Stored records:
########################################
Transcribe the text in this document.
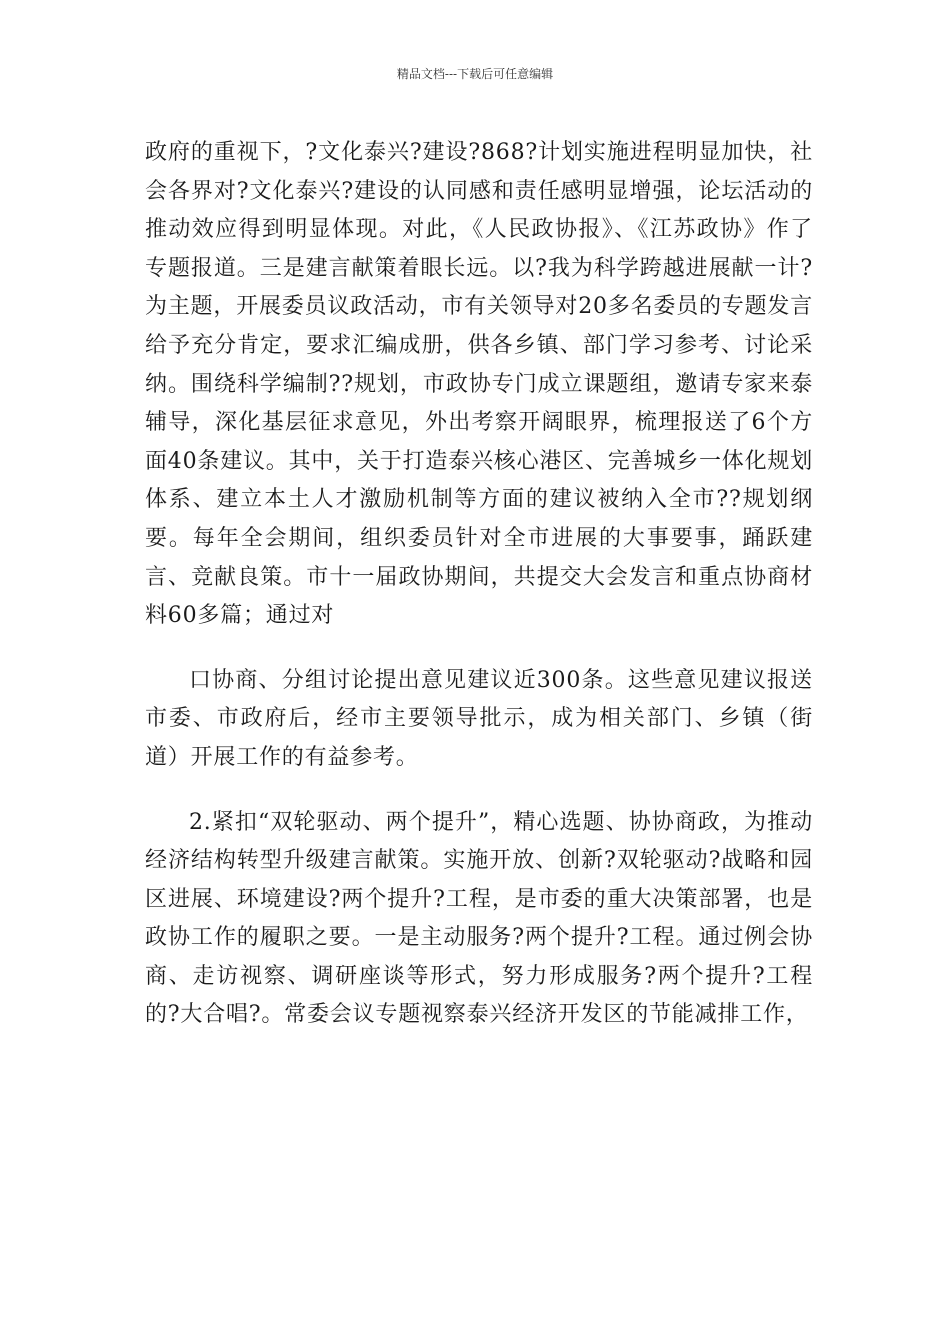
精品文档---下载后可任意编辑

政府的重视下，?文化泰兴?建设?868?计划实施进程明显加快，社会各界对?文化泰兴?建设的认同感和责任感明显增强，论坛活动的推动效应得到明显体现。对此，《人民政协报》、《江苏政协》作了专题报道。三是建言献策着眼长远。以?我为科学跨越进展献一计?为主题，开展委员议政活动，市有关领导对20多名委员的专题发言给予充分肯定，要求汇编成册，供各乡镇、部门学习参考、讨论采纳。围绕科学编制??规划，市政协专门成立课题组，邀请专家来泰辅导，深化基层征求意见，外出考察开阔眼界，梳理报送了6个方面40条建议。其中，关于打造泰兴核心港区、完善城乡一体化规划体系、建立本土人才激励机制等方面的建议被纳入全市??规划纲要。每年全会期间，组织委员针对全市进展的大事要事，踊跃建言、竞献良策。市十一届政协期间，共提交大会发言和重点协商材料60多篇；通过对

口协商、分组讨论提出意见建议近300条。这些意见建议报送市委、市政府后，经市主要领导批示，成为相关部门、乡镇（街道）开展工作的有益参考。

2.紧扣“双轮驱动、两个提升”，精心选题、协协商政，为推动经济结构转型升级建言献策。实施开放、创新?双轮驱动?战略和园区进展、环境建设?两个提升?工程，是市委的重大决策部署，也是政协工作的履职之要。一是主动服务?两个提升?工程。通过例会协商、走访视察、调研座谈等形式，努力形成服务?两个提升?工程的?大合唱?。常委会议专题视察泰兴经济开发区的节能减排工作，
########################################
Make a word-for-word copy of the entries, without any pictures.

EXERCISE ANSWER:
Transcribe the text in this document.
精品文档---下载后可任意编辑

政府的重视下，?文化泰兴?建设?868?计划实施进程明显加快，社会各界对?文化泰兴?建设的认同感和责任感明显增强，论坛活动的推动效应得到明显体现。对此，《人民政协报》、《江苏政协》作了专题报道。三是建言献策着眼长远。以?我为科学跨越进展献一计?为主题，开展委员议政活动，市有关领导对20多名委员的专题发言给予充分肯定，要求汇编成册，供各乡镇、部门学习参考、讨论采纳。围绕科学编制??规划，市政协专门成立课题组，邀请专家来泰辅导，深化基层征求意见，外出考察开阔眼界，梳理报送了6个方面40条建议。其中，关于打造泰兴核心港区、完善城乡一体化规划体系、建立本土人才激励机制等方面的建议被纳入全市??规划纲要。每年全会期间，组织委员针对全市进展的大事要事，踊跃建言、竞献良策。市十一届政协期间，共提交大会发言和重点协商材料60多篇；通过对

口协商、分组讨论提出意见建议近300条。这些意见建议报送市委、市政府后，经市主要领导批示，成为相关部门、乡镇（街道）开展工作的有益参考。

2.紧扣“双轮驱动、两个提升”，精心选题、协协商政，为推动经济结构转型升级建言献策。实施开放、创新?双轮驱动?战略和园区进展、环境建设?两个提升?工程，是市委的重大决策部署，也是政协工作的履职之要。一是主动服务?两个提升?工程。通过例会协商、走访视察、调研座谈等形式，努力形成服务?两个提升?工程的?大合唱?。常委会议专题视察泰兴经济开发区的节能减排工作，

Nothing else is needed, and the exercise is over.